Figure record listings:
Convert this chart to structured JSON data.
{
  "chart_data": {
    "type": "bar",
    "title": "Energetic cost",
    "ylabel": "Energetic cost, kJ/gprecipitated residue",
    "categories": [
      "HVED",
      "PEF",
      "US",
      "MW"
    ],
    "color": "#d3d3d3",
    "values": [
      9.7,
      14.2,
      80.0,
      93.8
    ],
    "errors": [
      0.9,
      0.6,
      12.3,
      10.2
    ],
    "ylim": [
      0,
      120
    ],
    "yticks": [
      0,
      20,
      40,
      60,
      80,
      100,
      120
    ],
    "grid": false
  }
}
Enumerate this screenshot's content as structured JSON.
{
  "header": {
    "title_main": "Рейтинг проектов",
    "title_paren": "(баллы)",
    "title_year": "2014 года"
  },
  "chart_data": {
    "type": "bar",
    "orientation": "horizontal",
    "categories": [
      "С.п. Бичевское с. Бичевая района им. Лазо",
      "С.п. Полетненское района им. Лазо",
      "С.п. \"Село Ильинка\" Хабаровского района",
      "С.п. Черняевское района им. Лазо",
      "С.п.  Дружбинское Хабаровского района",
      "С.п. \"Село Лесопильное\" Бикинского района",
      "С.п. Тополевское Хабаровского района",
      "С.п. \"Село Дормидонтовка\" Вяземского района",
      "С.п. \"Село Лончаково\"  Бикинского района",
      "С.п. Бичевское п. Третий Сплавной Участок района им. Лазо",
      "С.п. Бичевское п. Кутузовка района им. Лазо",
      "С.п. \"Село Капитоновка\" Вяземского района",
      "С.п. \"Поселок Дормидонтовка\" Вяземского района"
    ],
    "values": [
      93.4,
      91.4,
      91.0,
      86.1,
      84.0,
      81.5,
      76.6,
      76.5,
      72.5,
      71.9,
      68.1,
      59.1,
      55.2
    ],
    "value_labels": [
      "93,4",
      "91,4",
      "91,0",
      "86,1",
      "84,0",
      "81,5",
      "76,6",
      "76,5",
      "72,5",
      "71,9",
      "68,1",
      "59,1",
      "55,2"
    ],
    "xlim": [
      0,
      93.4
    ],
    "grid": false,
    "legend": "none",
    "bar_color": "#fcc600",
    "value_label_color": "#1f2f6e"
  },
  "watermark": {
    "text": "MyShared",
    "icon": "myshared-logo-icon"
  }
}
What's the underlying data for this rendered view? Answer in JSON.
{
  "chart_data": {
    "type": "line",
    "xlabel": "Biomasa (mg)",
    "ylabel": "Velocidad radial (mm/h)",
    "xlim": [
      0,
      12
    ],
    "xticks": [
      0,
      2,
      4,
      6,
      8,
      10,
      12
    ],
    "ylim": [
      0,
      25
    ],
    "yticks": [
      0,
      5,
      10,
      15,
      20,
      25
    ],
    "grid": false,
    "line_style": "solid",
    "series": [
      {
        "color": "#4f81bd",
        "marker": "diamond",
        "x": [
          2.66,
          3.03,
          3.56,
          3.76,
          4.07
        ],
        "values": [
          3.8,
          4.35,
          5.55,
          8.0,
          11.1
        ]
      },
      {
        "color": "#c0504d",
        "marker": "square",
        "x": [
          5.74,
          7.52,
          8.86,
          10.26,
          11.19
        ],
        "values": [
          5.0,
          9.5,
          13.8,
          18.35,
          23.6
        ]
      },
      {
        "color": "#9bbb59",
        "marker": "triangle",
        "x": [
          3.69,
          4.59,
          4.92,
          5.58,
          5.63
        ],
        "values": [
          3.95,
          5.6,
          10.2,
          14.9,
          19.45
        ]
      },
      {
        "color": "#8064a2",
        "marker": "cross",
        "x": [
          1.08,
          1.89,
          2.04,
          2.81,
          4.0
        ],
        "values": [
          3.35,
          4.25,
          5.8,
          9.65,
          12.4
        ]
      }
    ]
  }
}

* **Requirements**
Output the complete data exactly as written.

* **Answer for this exercise**
Convert this chart to structured JSON data.
{
  "chart_data": {
    "type": "bar",
    "title": "Energetic cost",
    "ylabel": "Energetic cost, kJ/gprecipitated residue",
    "categories": [
      "HVED",
      "PEF",
      "US",
      "MW"
    ],
    "color": "#d3d3d3",
    "values": [
      9.7,
      14.2,
      80.0,
      93.8
    ],
    "errors": [
      0.9,
      0.6,
      12.3,
      10.2
    ],
    "ylim": [
      0,
      120
    ],
    "yticks": [
      0,
      20,
      40,
      60,
      80,
      100,
      120
    ],
    "grid": false
  }
}
Enumerate this screenshot's content as structured JSON.
{
  "header": {
    "title_main": "Рейтинг проектов",
    "title_paren": "(баллы)",
    "title_year": "2014 года"
  },
  "chart_data": {
    "type": "bar",
    "orientation": "horizontal",
    "categories": [
      "С.п. Бичевское с. Бичевая района им. Лазо",
      "С.п. Полетненское района им. Лазо",
      "С.п. \"Село Ильинка\" Хабаровского района",
      "С.п. Черняевское района им. Лазо",
      "С.п.  Дружбинское Хабаровского района",
      "С.п. \"Село Лесопильное\" Бикинского района",
      "С.п. Тополевское Хабаровского района",
      "С.п. \"Село Дормидонтовка\" Вяземского района",
      "С.п. \"Село Лончаково\"  Бикинского района",
      "С.п. Бичевское п. Третий Сплавной Участок района им. Лазо",
      "С.п. Бичевское п. Кутузовка района им. Лазо",
      "С.п. \"Село Капитоновка\" Вяземского района",
      "С.п. \"Поселок Дормидонтовка\" Вяземского района"
    ],
    "values": [
      93.4,
      91.4,
      91.0,
      86.1,
      84.0,
      81.5,
      76.6,
      76.5,
      72.5,
      71.9,
      68.1,
      59.1,
      55.2
    ],
    "value_labels": [
      "93,4",
      "91,4",
      "91,0",
      "86,1",
      "84,0",
      "81,5",
      "76,6",
      "76,5",
      "72,5",
      "71,9",
      "68,1",
      "59,1",
      "55,2"
    ],
    "xlim": [
      0,
      93.4
    ],
    "grid": false,
    "legend": "none",
    "bar_color": "#fcc600",
    "value_label_color": "#1f2f6e"
  },
  "watermark": {
    "text": "MyShared",
    "icon": "myshared-logo-icon"
  }
}
What's the underlying data for this rendered view? Answer in JSON.
{
  "chart_data": {
    "type": "line",
    "xlabel": "Biomasa (mg)",
    "ylabel": "Velocidad radial (mm/h)",
    "xlim": [
      0,
      12
    ],
    "xticks": [
      0,
      2,
      4,
      6,
      8,
      10,
      12
    ],
    "ylim": [
      0,
      25
    ],
    "yticks": [
      0,
      5,
      10,
      15,
      20,
      25
    ],
    "grid": false,
    "line_style": "solid",
    "series": [
      {
        "color": "#4f81bd",
        "marker": "diamond",
        "x": [
          2.66,
          3.03,
          3.56,
          3.76,
          4.07
        ],
        "values": [
          3.8,
          4.35,
          5.55,
          8.0,
          11.1
        ]
      },
      {
        "color": "#c0504d",
        "marker": "square",
        "x": [
          5.74,
          7.52,
          8.86,
          10.26,
          11.19
        ],
        "values": [
          5.0,
          9.5,
          13.8,
          18.35,
          23.6
        ]
      },
      {
        "color": "#9bbb59",
        "marker": "triangle",
        "x": [
          3.69,
          4.59,
          4.92,
          5.58,
          5.63
        ],
        "values": [
          3.95,
          5.6,
          10.2,
          14.9,
          19.45
        ]
      },
      {
        "color": "#8064a2",
        "marker": "cross",
        "x": [
          1.08,
          1.89,
          2.04,
          2.81,
          4.0
        ],
        "values": [
          3.35,
          4.25,
          5.8,
          9.65,
          12.4
        ]
      }
    ]
  }
}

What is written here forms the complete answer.